- _Exercise prompt_
Take every line that has the string "aktiviteter" and copy it out.

- _Given information_
++++++++
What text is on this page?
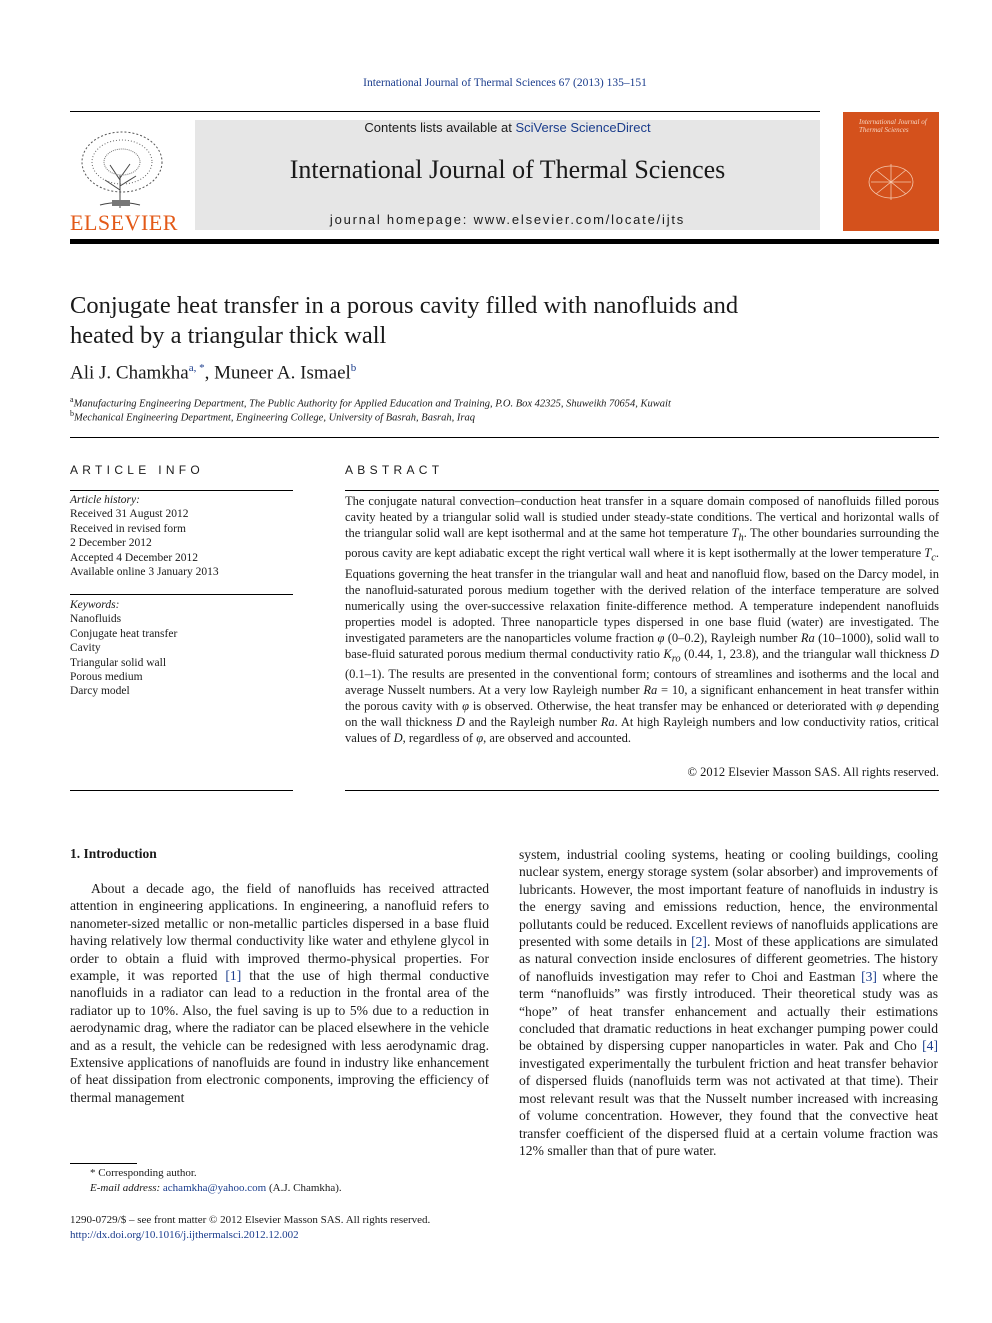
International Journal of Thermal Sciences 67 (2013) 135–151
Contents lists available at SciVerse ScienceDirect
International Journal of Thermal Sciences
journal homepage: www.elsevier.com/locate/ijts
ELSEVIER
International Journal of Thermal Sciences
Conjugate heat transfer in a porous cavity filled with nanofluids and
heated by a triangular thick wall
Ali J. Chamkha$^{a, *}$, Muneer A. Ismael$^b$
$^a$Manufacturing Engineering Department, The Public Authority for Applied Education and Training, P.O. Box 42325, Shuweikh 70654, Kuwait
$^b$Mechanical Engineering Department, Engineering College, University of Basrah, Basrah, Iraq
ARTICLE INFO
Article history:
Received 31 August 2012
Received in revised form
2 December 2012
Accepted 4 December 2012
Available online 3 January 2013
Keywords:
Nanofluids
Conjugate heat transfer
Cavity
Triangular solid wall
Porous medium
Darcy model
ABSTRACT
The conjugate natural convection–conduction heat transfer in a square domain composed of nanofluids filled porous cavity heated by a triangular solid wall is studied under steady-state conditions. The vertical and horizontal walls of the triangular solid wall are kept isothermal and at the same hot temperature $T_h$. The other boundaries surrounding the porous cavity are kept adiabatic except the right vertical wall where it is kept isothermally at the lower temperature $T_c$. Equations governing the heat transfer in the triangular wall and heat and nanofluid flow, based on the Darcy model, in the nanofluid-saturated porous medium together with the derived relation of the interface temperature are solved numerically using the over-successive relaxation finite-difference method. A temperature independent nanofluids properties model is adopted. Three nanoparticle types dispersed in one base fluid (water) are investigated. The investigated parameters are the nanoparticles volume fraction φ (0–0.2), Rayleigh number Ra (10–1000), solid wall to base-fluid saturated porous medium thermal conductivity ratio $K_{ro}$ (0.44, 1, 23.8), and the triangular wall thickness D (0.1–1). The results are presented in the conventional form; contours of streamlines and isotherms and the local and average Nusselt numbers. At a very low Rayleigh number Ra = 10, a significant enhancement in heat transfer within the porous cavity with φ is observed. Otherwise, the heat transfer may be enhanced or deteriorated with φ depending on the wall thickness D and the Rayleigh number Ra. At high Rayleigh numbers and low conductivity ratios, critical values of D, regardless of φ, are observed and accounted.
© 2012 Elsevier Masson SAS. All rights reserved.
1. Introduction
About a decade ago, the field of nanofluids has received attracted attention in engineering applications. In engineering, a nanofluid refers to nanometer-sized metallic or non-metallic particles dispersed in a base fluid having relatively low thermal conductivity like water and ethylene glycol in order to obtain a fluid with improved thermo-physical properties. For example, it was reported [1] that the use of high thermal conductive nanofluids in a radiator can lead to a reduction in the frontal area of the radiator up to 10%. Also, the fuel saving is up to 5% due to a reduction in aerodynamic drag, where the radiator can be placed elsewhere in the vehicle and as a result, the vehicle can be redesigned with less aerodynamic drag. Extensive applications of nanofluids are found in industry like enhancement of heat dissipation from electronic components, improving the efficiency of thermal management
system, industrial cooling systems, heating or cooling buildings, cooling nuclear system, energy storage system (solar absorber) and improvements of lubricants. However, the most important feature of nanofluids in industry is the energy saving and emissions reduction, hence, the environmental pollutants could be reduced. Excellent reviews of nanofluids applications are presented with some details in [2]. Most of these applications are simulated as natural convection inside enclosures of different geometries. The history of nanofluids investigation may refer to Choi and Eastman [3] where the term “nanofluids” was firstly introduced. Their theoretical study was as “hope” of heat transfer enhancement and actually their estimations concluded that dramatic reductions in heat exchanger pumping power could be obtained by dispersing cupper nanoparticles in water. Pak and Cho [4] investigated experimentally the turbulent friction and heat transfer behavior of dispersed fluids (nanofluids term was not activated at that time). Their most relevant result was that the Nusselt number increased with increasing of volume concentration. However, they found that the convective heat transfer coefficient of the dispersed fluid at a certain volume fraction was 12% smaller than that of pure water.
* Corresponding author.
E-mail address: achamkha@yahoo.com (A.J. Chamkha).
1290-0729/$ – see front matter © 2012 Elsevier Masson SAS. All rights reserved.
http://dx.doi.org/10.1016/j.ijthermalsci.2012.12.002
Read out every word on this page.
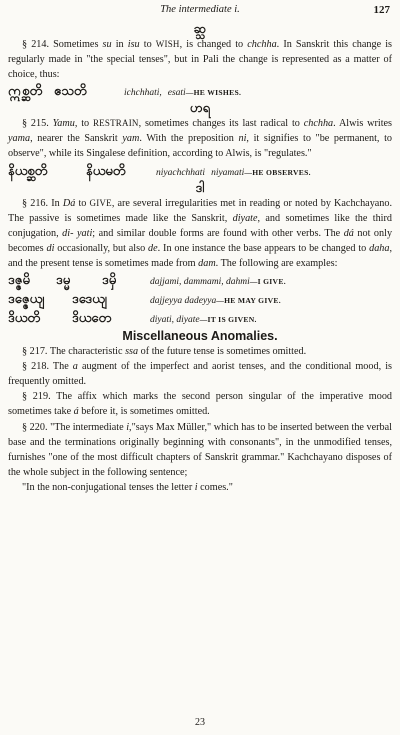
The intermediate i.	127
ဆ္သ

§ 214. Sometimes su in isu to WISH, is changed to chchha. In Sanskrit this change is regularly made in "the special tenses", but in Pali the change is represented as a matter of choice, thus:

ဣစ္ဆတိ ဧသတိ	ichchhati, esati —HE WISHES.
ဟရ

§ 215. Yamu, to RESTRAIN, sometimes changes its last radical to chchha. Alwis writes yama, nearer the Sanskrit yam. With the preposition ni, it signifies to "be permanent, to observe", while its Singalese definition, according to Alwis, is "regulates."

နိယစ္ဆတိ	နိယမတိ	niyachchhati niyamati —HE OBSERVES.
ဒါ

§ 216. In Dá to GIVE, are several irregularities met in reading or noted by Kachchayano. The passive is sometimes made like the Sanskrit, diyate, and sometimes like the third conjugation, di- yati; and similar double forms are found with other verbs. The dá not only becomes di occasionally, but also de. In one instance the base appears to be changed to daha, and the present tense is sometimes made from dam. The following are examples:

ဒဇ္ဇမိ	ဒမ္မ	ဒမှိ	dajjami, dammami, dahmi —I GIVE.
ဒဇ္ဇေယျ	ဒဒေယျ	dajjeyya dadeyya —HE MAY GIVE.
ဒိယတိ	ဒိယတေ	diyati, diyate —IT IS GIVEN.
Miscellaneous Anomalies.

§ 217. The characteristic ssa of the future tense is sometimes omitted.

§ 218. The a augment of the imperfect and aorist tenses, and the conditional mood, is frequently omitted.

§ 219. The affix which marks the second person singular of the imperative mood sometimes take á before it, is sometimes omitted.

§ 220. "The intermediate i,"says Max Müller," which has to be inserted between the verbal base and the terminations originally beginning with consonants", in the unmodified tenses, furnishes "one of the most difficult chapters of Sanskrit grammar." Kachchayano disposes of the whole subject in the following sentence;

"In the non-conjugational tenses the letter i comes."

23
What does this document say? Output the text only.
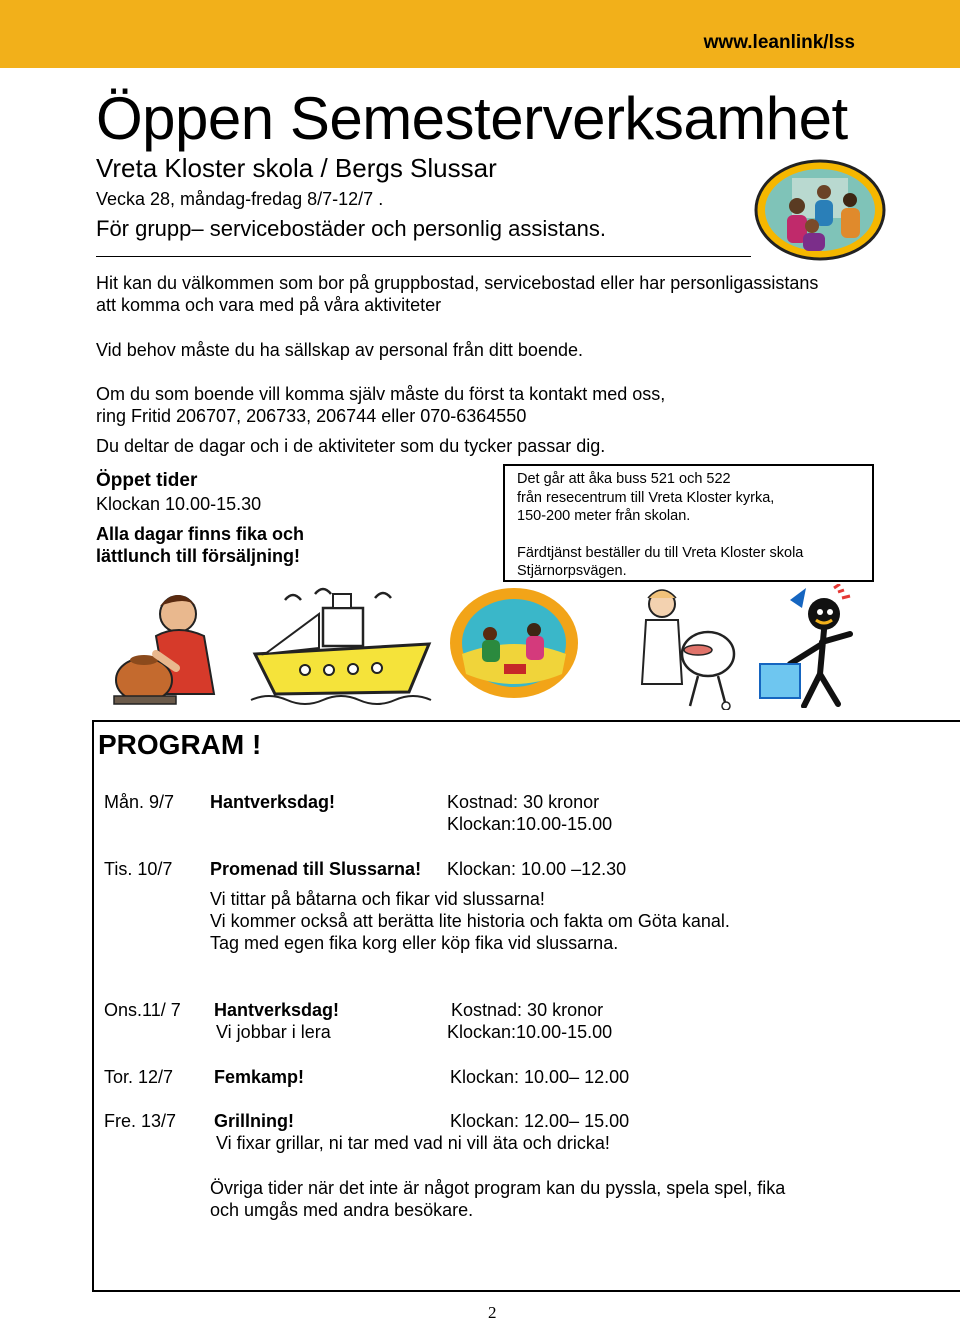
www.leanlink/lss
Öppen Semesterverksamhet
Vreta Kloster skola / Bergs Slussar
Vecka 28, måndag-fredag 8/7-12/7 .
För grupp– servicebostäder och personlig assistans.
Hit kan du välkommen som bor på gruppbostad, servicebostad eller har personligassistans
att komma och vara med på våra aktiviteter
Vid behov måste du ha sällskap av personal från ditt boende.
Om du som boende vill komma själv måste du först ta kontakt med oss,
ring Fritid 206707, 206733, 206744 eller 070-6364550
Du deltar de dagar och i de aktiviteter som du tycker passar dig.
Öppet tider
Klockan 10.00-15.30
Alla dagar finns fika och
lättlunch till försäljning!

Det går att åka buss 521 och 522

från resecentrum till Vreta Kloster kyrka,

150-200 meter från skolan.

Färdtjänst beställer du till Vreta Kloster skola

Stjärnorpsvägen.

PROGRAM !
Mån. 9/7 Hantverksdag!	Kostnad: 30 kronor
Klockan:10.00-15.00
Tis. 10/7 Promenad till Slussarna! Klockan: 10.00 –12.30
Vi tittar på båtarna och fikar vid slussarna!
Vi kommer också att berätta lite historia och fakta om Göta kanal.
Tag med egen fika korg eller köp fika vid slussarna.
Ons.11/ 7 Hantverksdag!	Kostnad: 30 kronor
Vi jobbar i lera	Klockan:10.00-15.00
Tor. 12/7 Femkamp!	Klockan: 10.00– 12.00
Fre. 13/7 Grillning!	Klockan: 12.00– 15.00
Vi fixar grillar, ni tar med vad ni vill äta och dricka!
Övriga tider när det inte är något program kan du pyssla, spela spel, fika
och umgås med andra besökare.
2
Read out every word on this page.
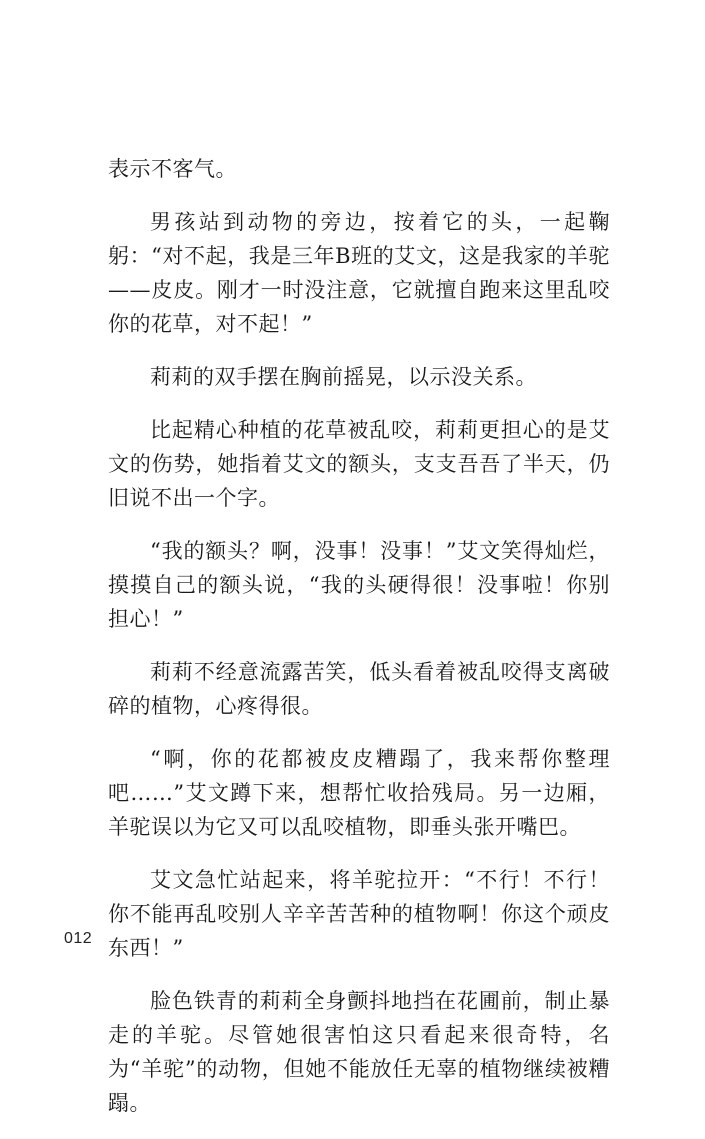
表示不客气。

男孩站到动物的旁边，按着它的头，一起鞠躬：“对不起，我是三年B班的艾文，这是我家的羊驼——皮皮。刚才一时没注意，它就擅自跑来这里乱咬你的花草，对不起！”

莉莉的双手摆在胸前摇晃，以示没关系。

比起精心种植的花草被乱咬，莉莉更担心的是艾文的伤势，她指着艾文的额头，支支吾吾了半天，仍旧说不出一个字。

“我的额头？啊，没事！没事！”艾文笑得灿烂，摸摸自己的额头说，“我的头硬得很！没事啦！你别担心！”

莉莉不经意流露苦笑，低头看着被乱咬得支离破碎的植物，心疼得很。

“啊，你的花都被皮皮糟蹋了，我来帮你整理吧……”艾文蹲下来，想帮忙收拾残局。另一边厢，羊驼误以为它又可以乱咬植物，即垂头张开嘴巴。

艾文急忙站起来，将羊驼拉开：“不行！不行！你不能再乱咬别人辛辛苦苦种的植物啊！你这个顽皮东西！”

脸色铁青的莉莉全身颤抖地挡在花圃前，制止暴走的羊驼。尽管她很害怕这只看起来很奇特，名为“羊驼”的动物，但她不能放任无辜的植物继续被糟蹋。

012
++++++++
- _Exercise response_
att komma och vara med på våra aktiviteter
Du deltar de dagar och i de aktiviteter som du tycker passar dig.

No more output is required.